Mayor Rudy Giuliani, who attended the five-day ‘Free Iran’ convention in Ashraf 3, told the main conference on July 13, 2019 that officials of the Iranian regime are “criminals” who ought to be imprisoned for life, not least because of their role in the execution of 30,000 MEK members during the 1988 massacre of political prisoners. “They’re murderers. They’re not leaders of countries,” he said. “They are no better than the murderer in the street except they’re worse because they’re mass murderers.”

Mayor Giuliani derided apologists of Iran’s regime who attack him for supporting the movement for democracy in Iran: “I wear it as a badge of honor. I support freedom, you support oppression. I support democracy, you support a dictatorship. I support decent people who share the values of decent governments, and you support mass murderers. Now who’s right and who’s wrong?”

He also had strong words of praise for the MEK for building their new base ‘Ashraf 3’ in Albania in a short period of time.

The following is the text of Mayor Rudy Giuliani’s speech at the Free Iran conference in Ashraf 3 on July 13, 2019:

Rudy Giuliani: Thank you. Thank you. Thank you. It really is thanking you and particularly to the people who live here in Ashraf, these are the people that when history is written about this tragic part of Iranian history, these are the people wo will be the freedom fighters who delivered your people from bondage and oppression with your blood, your tears, your lives, your consciences, many, many of your loved ones slaughtered by the murderers in Tehran. You’ll be the freedom fighters. You’ll be the ones who lead your people to freedom and you’ll be honored forever in Iranian history and in the history of those who love and are willing to die for freedom. God bless you and thank you.

* [Supplied material]
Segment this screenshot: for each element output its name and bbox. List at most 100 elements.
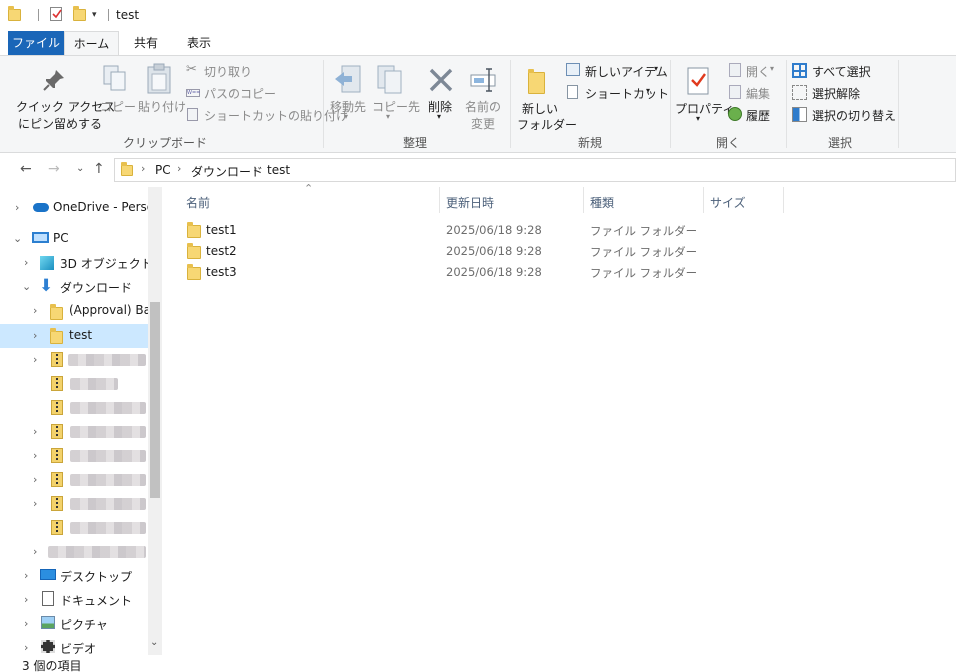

* [Task prompt] Transcribe the passage above on Rudy Giuliani's remarks at the Free Iran conference in full, word for word.

* [Task result]
Mayor Rudy Giuliani, who attended the five-day ‘Free Iran’ convention in Ashraf 3, told the main conference on July 13, 2019 that officials of the Iranian regime are “criminals” who ought to be imprisoned for life, not least because of their role in the execution of 30,000 MEK members during the 1988 massacre of political prisoners. “They’re murderers. They’re not leaders of countries,” he said. “They are no better than the murderer in the street except they’re worse because they’re mass murderers.”

Mayor Giuliani derided apologists of Iran’s regime who attack him for supporting the movement for democracy in Iran: “I wear it as a badge of honor. I support freedom, you support oppression. I support democracy, you support a dictatorship. I support decent people who share the values of decent governments, and you support mass murderers. Now who’s right and who’s wrong?”

He also had strong words of praise for the MEK for building their new base ‘Ashraf 3’ in Albania in a short period of time.

The following is the text of Mayor Rudy Giuliani’s speech at the Free Iran conference in Ashraf 3 on July 13, 2019:

Rudy Giuliani: Thank you. Thank you. Thank you. It really is thanking you and particularly to the people who live here in Ashraf, these are the people that when history is written about this tragic part of Iranian history, these are the people wo will be the freedom fighters who delivered your people from bondage and oppression with your blood, your tears, your lives, your consciences, many, many of your loved ones slaughtered by the murderers in Tehran. You’ll be the freedom fighters. You’ll be the ones who lead your people to freedom and you’ll be honored forever in Iranian history and in the history of those who love and are willing to die for freedom. God bless you and thank you.